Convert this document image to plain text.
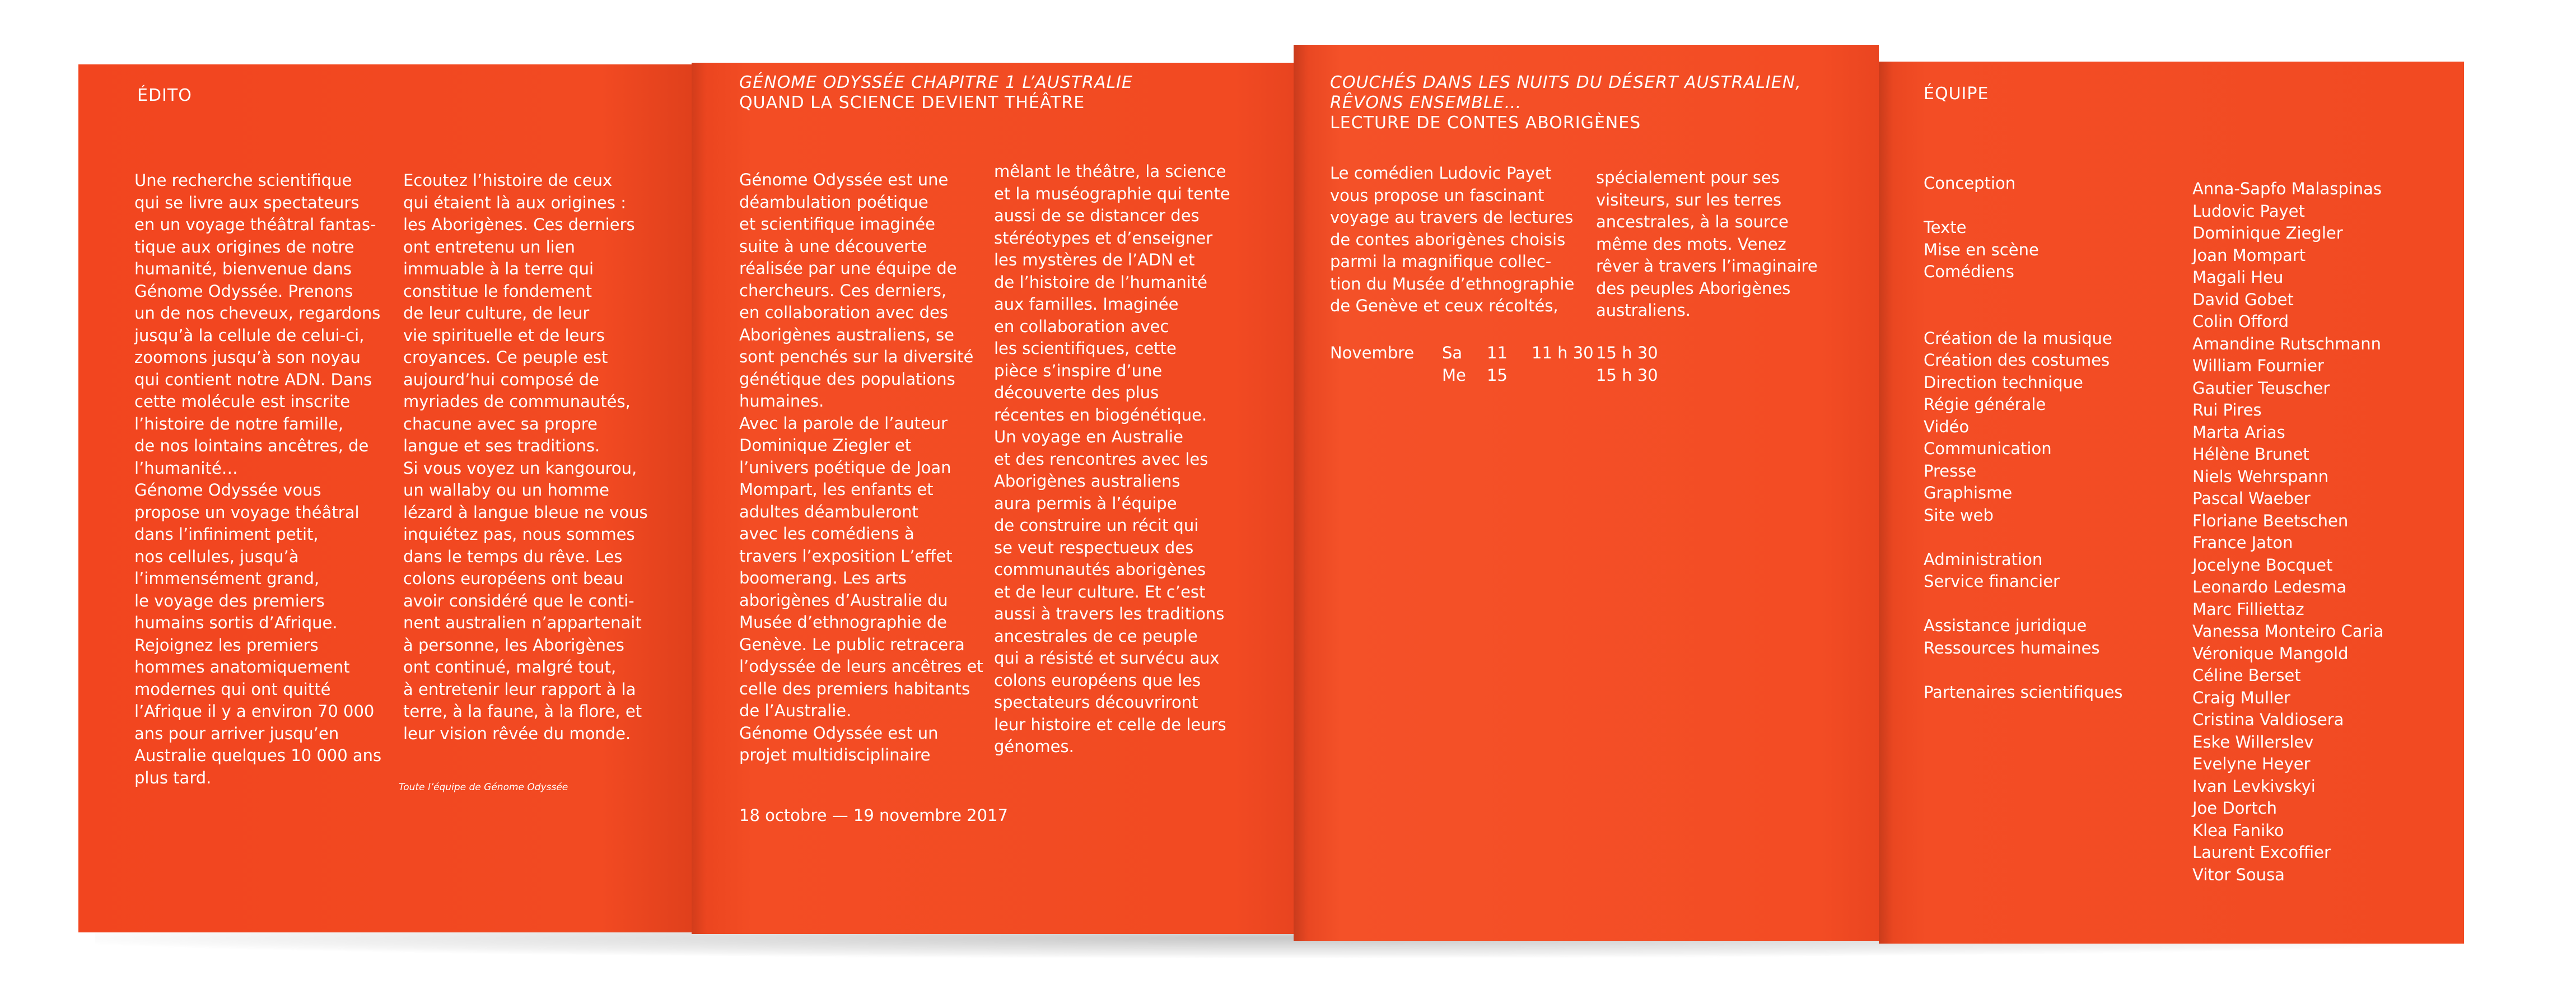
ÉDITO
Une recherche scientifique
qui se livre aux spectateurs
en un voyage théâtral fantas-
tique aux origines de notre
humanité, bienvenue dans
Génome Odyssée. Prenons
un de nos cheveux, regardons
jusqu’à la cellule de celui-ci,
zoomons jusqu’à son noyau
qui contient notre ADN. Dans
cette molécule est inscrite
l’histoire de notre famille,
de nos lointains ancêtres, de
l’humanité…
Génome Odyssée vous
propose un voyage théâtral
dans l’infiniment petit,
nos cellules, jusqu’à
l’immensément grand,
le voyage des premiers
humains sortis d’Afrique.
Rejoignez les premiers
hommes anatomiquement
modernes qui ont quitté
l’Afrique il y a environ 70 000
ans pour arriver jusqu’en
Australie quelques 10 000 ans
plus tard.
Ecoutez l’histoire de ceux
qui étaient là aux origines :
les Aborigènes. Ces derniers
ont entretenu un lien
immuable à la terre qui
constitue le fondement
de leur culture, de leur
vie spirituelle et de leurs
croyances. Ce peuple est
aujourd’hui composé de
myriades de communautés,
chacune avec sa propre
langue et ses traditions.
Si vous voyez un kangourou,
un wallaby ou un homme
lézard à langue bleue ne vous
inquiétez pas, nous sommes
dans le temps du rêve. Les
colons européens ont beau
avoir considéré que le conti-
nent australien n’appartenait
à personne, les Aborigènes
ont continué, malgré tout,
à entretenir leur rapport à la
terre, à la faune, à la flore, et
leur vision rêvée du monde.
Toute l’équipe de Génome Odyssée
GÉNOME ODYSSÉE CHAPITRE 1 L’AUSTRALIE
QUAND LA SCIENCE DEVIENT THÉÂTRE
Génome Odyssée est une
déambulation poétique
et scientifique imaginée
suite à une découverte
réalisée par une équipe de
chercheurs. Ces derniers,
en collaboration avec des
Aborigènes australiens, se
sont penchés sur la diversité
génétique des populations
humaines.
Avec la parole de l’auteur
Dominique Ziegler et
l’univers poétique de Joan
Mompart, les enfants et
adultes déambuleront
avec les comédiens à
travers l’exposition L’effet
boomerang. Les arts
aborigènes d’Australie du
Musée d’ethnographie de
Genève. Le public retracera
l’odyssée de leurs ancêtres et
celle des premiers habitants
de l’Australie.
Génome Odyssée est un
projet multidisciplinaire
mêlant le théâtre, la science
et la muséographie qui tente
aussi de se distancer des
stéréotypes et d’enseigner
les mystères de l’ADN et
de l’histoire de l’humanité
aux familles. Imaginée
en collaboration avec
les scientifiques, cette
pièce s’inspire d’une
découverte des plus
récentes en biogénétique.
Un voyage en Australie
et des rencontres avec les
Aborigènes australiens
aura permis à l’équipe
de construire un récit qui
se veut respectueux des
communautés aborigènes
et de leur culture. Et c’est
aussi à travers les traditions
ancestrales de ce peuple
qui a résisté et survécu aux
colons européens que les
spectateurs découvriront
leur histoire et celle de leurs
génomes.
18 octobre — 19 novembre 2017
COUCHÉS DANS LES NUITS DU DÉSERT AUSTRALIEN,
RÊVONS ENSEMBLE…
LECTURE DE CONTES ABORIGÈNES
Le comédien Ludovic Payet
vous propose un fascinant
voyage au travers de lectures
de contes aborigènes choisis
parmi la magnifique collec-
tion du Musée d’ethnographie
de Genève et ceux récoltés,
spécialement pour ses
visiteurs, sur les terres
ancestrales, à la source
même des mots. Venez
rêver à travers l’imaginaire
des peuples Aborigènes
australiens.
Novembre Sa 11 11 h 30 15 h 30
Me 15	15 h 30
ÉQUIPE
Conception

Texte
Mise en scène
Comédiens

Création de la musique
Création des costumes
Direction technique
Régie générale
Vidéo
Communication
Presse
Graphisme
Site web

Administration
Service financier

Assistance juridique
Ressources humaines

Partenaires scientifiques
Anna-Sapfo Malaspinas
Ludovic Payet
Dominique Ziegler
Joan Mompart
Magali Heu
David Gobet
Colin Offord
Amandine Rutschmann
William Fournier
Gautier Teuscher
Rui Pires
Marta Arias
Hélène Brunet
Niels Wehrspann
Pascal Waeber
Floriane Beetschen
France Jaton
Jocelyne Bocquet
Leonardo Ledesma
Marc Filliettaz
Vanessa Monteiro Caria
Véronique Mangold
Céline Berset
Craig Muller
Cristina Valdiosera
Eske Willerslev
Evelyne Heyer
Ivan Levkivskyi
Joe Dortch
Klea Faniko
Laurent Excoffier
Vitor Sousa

§

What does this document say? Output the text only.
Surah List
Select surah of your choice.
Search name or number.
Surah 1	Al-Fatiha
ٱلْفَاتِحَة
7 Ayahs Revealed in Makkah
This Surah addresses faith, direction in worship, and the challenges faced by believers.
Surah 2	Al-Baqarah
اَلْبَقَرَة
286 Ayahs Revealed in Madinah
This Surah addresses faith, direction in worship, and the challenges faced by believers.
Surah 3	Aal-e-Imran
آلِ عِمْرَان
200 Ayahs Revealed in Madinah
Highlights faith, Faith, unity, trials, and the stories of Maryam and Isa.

§

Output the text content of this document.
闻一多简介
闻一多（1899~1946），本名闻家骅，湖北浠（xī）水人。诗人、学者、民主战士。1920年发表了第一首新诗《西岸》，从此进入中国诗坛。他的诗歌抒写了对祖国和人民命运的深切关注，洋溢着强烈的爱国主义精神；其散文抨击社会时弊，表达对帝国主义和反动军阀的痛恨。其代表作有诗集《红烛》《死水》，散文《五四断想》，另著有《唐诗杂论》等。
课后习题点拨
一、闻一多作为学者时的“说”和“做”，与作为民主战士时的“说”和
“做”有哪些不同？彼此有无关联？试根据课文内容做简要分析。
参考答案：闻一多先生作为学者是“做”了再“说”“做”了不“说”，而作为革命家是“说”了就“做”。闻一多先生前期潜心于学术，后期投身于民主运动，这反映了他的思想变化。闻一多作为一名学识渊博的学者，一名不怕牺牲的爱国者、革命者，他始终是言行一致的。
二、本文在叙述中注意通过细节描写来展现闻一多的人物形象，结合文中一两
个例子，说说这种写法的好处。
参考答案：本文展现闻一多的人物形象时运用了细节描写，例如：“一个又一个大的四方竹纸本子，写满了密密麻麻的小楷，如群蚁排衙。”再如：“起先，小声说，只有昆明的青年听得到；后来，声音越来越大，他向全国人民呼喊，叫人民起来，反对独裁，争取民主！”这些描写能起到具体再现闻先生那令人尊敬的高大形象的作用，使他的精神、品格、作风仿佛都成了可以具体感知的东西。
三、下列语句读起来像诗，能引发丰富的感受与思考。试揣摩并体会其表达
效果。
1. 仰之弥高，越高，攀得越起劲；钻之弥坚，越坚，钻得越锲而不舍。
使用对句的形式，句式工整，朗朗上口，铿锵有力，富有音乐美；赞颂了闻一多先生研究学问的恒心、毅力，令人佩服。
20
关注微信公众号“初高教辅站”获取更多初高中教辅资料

§

_Exercise description_. Check each line above for the word "collaboration", and copy the lines where it appears.

_Solution for this task_.
en collaboration avec des
en collaboration avec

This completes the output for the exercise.